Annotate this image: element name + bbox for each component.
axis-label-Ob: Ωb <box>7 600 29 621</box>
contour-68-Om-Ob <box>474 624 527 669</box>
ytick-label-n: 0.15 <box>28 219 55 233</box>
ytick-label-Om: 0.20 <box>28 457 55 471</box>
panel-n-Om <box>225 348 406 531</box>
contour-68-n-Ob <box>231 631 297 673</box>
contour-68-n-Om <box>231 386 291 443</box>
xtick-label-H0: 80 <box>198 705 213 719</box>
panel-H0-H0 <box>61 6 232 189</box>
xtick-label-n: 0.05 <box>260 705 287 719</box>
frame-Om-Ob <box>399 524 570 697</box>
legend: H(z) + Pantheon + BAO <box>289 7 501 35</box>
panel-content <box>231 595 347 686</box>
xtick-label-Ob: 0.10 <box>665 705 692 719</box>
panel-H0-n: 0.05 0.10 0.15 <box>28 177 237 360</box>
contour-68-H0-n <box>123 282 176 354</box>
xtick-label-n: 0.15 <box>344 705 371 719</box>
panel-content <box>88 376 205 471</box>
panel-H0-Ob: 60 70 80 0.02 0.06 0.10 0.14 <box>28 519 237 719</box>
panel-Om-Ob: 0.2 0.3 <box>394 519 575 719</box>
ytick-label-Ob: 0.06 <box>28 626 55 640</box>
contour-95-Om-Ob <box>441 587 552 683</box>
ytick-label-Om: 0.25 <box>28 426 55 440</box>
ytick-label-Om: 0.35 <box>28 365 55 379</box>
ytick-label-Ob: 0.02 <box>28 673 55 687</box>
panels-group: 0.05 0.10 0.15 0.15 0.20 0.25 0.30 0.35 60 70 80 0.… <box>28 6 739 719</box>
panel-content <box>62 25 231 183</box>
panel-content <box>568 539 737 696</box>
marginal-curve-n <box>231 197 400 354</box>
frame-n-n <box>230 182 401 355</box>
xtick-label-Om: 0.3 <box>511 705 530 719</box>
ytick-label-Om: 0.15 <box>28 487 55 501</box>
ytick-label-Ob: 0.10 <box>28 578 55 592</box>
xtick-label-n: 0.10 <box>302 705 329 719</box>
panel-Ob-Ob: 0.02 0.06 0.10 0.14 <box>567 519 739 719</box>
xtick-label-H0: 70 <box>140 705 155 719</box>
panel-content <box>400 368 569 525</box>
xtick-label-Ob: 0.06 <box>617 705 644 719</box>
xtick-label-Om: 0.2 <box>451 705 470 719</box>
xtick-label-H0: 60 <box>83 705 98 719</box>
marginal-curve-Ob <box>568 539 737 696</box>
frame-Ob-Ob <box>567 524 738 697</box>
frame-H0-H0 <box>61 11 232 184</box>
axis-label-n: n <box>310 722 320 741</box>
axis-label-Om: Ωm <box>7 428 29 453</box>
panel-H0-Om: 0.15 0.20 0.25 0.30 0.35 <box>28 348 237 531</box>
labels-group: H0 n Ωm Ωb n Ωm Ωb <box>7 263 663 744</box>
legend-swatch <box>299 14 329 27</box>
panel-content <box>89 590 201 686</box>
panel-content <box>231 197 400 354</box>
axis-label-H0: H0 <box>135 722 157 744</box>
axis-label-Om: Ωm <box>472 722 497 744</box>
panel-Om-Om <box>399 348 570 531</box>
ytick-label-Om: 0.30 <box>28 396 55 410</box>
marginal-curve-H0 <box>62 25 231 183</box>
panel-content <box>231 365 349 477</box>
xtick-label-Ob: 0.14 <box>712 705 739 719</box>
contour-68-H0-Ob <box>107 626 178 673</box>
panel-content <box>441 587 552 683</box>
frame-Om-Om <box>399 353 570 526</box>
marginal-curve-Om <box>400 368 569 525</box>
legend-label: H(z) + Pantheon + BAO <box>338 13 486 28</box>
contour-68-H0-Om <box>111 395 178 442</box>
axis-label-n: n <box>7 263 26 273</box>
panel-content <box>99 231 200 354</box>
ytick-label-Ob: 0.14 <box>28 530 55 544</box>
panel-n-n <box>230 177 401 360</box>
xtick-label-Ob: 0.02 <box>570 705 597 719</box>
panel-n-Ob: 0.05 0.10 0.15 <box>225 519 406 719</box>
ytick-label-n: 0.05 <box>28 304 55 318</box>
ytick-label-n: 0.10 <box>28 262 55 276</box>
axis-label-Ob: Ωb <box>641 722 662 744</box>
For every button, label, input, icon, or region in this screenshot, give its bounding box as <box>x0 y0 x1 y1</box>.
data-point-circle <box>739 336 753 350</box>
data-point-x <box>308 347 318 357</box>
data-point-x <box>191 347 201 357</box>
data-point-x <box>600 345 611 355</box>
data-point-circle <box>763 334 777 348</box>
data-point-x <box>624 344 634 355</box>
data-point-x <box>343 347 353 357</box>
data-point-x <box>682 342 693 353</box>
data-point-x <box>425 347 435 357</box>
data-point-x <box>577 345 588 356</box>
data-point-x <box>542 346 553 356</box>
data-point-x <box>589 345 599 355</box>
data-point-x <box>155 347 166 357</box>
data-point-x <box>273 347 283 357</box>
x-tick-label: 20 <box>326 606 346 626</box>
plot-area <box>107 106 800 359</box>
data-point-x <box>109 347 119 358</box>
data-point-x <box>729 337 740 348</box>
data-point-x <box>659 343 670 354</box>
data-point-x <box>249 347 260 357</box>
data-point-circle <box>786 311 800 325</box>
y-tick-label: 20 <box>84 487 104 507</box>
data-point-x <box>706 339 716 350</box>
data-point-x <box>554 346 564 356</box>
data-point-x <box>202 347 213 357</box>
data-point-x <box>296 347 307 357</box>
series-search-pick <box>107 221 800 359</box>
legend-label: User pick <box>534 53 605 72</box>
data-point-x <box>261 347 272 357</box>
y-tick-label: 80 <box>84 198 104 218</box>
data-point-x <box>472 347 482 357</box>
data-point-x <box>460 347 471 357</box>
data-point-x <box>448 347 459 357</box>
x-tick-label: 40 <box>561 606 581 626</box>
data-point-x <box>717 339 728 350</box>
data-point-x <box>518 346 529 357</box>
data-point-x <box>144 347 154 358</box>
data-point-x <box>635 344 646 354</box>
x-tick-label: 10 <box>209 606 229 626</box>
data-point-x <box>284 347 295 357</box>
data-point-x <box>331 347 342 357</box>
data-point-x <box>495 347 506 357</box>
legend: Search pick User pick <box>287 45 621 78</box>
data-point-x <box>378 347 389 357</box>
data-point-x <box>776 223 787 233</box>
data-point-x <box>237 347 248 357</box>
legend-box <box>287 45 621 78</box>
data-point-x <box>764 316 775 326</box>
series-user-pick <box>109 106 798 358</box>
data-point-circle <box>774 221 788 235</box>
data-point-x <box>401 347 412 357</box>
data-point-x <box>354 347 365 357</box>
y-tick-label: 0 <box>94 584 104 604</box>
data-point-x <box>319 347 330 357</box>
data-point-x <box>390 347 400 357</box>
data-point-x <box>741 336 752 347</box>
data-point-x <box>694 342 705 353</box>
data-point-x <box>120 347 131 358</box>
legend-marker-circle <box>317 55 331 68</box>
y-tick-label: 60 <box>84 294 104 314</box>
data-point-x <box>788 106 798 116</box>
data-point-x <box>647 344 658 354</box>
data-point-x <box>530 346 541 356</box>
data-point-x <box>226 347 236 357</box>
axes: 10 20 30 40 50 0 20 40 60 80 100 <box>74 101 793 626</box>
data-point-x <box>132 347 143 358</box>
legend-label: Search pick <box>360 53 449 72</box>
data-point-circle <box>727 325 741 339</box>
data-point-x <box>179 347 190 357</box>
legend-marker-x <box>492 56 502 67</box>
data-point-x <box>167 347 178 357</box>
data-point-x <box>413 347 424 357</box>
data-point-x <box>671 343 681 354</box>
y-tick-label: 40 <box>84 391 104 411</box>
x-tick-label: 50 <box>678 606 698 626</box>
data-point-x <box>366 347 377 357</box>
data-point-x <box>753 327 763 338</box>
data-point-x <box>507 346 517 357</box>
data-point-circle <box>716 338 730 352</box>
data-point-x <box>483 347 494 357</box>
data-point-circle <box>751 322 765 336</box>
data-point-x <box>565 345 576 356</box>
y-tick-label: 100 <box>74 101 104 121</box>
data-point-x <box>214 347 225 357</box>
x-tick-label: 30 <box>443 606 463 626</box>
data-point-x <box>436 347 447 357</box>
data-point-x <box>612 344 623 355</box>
^^^^^^^^^^^^^^^^
Written instruction
Recast the data from its first line through the line containing "xtick-label-n: 0.05 <box>260" as a Markdown table, with a Row column holding each row's number and a Line column holding the line itself; leave out any blank lines.

Response
| Row | Line |
|---|---|
| 1 | Annotate this image: element name + bbox for each component. |
| 2 | axis-label-Ob: Ωb <box>7 600 29 621</box> |
| 3 | contour-68-Om-Ob <box>474 624 527 669</box> |
| 4 | ytick-label-n: 0.15 <box>28 219 55 233</box> |
| 5 | ytick-label-Om: 0.20 <box>28 457 55 471</box> |
| 6 | panel-n-Om <box>225 348 406 531</box> |
| 7 | contour-68-n-Ob <box>231 631 297 673</box> |
| 8 | contour-68-n-Om <box>231 386 291 443</box> |
| 9 | xtick-label-H0: 80 <box>198 705 213 719</box> |
| 10 | panel-H0-H0 <box>61 6 232 189</box> |
| 11 | xtick-label-n: 0.05 <box>260 705 287 719</box> |